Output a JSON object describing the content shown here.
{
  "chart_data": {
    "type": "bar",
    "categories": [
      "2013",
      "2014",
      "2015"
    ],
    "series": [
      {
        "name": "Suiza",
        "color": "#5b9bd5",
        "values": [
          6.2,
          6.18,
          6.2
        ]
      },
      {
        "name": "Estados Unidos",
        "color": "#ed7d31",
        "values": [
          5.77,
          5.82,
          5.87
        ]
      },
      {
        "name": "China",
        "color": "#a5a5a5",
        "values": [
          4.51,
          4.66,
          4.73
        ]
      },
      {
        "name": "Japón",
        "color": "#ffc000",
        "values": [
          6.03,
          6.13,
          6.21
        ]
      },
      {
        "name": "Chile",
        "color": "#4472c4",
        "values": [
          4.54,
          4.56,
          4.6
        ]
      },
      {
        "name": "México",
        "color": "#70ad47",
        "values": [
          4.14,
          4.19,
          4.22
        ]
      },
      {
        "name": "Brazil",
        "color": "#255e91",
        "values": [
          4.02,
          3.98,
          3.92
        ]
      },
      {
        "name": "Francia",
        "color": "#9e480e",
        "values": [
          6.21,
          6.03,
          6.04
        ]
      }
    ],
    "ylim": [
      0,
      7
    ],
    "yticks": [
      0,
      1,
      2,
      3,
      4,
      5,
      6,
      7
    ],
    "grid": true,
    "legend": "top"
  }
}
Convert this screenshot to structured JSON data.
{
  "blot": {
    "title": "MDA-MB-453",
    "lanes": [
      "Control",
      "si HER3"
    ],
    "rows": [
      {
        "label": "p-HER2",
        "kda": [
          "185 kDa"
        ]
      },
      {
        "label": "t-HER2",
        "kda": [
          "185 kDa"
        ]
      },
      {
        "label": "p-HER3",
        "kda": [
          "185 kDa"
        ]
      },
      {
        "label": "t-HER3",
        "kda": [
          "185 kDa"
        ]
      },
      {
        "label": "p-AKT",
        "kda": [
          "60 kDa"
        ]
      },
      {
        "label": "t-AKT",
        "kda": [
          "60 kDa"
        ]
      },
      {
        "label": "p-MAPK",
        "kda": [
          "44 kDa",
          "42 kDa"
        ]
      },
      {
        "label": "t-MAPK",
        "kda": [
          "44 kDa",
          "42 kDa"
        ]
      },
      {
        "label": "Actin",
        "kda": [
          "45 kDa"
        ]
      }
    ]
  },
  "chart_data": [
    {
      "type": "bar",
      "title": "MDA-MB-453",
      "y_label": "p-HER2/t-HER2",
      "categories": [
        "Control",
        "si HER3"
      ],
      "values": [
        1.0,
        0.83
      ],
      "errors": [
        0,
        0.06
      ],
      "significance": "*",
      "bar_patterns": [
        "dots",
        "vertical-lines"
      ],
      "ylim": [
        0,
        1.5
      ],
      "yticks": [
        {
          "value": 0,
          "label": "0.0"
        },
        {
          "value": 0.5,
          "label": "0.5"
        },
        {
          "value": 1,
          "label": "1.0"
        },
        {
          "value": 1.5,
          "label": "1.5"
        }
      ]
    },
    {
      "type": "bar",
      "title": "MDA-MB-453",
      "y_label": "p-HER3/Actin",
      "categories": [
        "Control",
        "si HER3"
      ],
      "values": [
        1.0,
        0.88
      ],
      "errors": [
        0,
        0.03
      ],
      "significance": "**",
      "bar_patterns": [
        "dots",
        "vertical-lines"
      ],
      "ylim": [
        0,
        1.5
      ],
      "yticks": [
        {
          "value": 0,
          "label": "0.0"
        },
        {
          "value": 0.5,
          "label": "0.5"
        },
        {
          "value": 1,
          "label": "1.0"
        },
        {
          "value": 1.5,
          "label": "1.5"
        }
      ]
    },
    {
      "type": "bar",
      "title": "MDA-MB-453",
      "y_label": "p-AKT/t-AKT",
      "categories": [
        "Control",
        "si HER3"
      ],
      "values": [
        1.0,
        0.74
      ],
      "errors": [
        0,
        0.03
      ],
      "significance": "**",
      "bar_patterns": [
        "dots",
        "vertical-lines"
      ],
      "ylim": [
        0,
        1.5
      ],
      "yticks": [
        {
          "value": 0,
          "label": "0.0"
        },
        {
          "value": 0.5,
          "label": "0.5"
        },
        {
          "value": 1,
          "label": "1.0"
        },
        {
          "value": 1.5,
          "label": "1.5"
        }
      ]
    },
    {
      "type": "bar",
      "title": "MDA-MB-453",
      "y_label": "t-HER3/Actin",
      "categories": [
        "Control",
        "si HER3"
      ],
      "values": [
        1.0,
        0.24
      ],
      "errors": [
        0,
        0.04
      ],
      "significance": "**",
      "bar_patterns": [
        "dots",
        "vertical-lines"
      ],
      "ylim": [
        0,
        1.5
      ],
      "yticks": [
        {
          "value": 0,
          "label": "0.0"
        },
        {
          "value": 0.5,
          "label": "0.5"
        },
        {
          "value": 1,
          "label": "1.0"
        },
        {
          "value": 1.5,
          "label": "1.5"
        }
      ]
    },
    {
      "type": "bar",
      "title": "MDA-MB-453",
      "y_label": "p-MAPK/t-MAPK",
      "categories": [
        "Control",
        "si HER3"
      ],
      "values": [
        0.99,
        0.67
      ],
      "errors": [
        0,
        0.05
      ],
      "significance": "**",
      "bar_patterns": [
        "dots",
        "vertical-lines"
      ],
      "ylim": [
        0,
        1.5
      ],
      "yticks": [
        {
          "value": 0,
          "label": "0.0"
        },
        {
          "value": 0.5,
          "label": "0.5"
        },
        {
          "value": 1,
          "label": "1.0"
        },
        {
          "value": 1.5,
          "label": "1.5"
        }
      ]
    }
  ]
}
^^^^^^^^^^^^^^^^
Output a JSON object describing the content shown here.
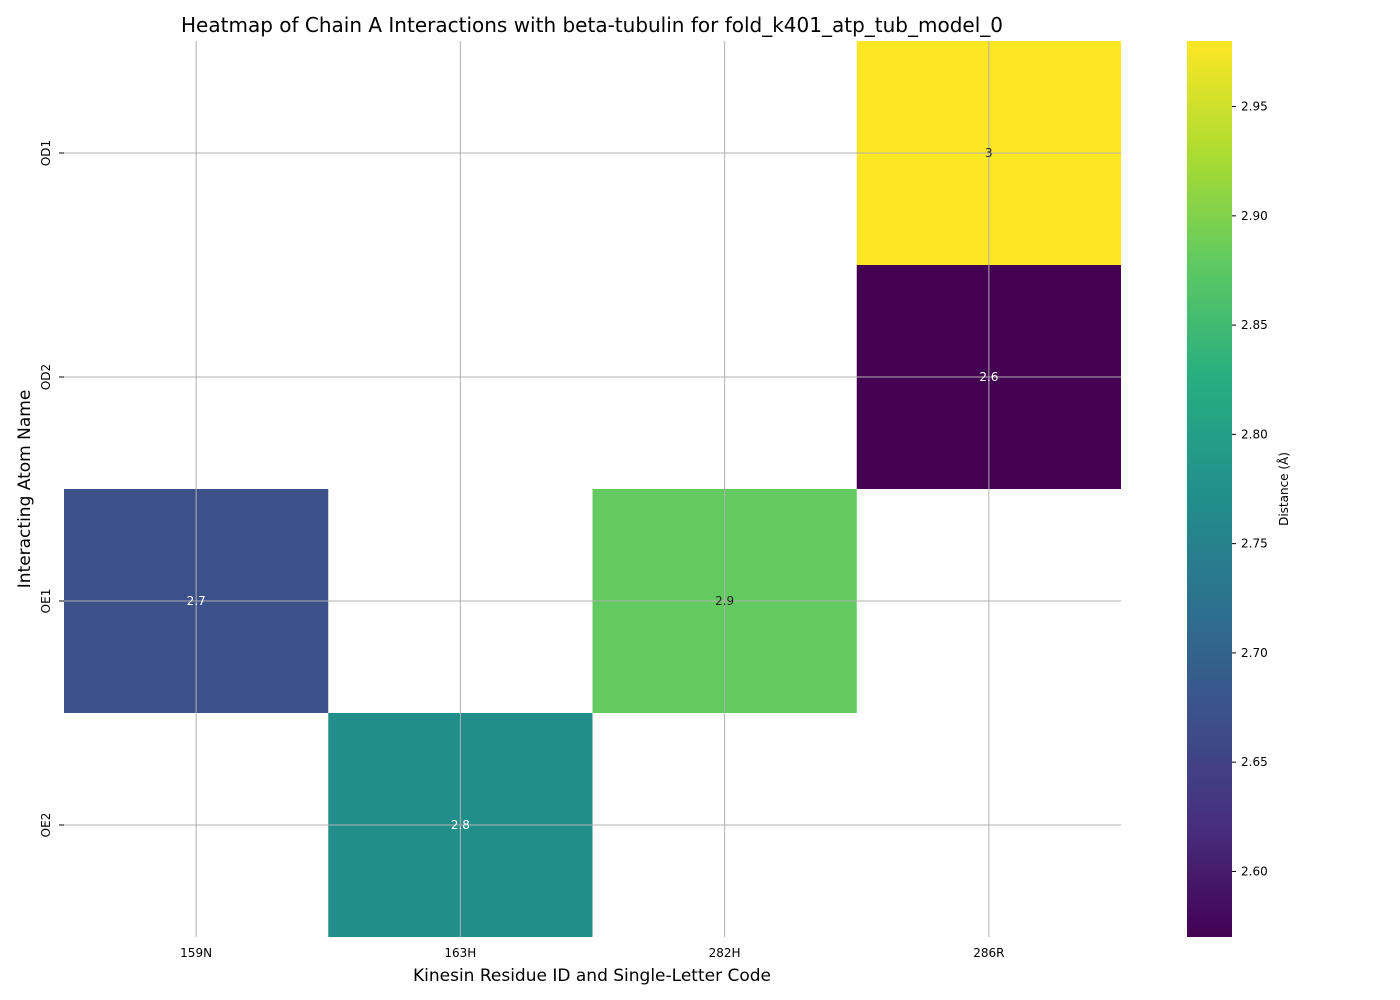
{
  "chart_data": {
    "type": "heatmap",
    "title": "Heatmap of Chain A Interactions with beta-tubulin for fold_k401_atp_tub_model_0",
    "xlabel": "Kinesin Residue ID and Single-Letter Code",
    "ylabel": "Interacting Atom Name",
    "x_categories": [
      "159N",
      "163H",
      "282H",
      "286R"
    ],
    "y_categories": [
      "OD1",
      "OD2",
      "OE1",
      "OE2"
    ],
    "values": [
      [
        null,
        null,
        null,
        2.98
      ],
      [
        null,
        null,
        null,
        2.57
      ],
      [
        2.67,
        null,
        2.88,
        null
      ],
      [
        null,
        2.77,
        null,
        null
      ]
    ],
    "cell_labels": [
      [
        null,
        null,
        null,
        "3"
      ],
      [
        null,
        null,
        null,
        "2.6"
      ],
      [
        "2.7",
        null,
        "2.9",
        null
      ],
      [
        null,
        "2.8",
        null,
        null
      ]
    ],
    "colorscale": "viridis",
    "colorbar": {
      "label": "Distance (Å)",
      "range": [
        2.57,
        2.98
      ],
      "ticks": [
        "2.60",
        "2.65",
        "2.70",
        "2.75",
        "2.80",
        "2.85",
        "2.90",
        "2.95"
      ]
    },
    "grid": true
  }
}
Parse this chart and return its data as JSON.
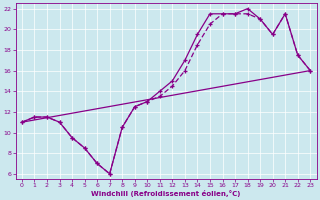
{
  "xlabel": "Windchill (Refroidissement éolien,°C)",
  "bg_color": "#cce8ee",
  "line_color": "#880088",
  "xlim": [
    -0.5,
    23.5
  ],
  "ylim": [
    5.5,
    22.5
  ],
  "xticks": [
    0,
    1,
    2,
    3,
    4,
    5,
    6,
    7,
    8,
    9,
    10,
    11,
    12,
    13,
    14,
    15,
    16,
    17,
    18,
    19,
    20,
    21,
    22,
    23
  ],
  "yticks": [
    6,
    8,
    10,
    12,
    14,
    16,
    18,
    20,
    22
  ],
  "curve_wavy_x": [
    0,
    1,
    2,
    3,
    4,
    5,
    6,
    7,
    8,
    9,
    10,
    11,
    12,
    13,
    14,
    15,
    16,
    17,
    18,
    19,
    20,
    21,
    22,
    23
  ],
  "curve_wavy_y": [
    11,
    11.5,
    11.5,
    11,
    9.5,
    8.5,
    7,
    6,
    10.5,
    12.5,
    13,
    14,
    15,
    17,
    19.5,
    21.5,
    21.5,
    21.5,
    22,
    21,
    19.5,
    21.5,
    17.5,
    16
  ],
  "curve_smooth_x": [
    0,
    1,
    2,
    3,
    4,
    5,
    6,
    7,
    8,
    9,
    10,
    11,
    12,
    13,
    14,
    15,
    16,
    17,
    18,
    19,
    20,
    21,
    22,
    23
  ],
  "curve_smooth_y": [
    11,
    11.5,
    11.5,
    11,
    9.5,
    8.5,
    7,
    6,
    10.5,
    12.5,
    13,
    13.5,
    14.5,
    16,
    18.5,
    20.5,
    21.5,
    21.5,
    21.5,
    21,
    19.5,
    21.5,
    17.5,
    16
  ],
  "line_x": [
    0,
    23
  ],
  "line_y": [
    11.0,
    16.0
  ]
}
^^^^^^^^^^^^^^^^
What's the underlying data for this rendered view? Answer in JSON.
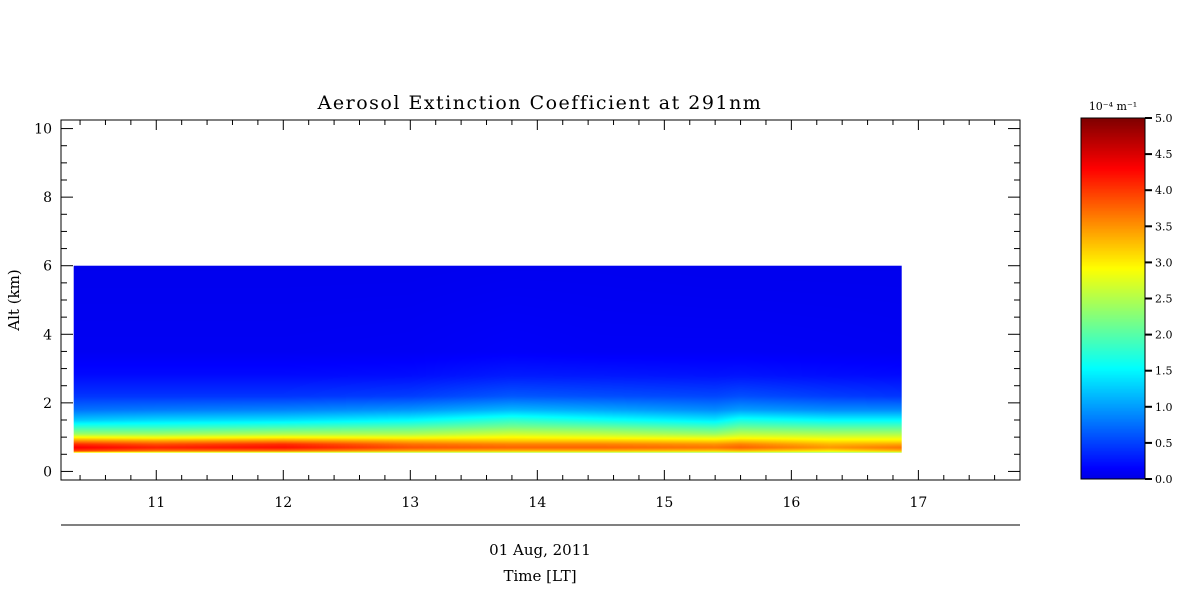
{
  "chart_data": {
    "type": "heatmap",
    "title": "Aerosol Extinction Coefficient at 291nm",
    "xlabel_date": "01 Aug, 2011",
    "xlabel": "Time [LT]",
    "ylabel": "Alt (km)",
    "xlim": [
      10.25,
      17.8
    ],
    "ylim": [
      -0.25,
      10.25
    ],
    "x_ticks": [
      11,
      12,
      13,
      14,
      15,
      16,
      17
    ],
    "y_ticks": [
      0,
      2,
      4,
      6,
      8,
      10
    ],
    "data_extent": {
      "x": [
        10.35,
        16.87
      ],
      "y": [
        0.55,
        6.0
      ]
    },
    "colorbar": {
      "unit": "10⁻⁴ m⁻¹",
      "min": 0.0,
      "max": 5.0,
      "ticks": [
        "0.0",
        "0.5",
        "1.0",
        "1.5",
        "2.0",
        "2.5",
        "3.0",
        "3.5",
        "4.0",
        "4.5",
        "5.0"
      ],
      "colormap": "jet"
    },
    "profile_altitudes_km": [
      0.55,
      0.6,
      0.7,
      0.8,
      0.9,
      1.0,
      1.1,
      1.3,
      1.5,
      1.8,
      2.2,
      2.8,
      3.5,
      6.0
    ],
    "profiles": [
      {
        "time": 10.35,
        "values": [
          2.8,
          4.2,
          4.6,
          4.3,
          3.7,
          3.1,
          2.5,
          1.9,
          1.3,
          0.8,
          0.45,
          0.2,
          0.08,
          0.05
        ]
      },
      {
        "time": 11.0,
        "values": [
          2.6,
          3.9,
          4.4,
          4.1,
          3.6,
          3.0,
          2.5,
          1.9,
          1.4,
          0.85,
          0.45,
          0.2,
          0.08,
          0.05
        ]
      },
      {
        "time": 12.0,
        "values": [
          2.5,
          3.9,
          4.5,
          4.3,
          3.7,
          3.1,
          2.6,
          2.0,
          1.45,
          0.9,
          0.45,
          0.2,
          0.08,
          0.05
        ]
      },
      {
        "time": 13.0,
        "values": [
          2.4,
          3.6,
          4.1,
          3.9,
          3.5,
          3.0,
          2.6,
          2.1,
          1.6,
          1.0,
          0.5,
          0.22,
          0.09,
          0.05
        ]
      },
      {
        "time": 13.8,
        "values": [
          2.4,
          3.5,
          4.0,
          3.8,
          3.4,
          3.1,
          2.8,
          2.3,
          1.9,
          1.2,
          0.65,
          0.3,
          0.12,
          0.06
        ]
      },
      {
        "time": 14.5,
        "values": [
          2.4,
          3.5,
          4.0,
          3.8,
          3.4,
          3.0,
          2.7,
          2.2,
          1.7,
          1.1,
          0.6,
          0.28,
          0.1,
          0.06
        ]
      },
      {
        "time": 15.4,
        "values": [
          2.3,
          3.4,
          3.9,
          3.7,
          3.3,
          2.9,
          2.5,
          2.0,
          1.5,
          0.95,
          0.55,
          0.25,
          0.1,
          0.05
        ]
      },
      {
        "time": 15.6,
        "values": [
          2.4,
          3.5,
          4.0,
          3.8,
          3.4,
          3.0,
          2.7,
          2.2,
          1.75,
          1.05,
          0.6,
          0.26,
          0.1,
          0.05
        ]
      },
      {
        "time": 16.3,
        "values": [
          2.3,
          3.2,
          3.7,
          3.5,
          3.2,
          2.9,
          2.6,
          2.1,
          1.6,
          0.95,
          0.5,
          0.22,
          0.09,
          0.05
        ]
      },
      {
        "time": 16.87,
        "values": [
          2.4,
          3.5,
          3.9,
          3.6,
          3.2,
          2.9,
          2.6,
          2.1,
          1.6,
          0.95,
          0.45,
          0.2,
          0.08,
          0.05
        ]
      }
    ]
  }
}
^^^^^^^^^^^^^^^^
● WHAT TO WORK ON
Using the listing, say how many lines include the word "this", and add nothing else.

● OUTPUT OF THE TASK
3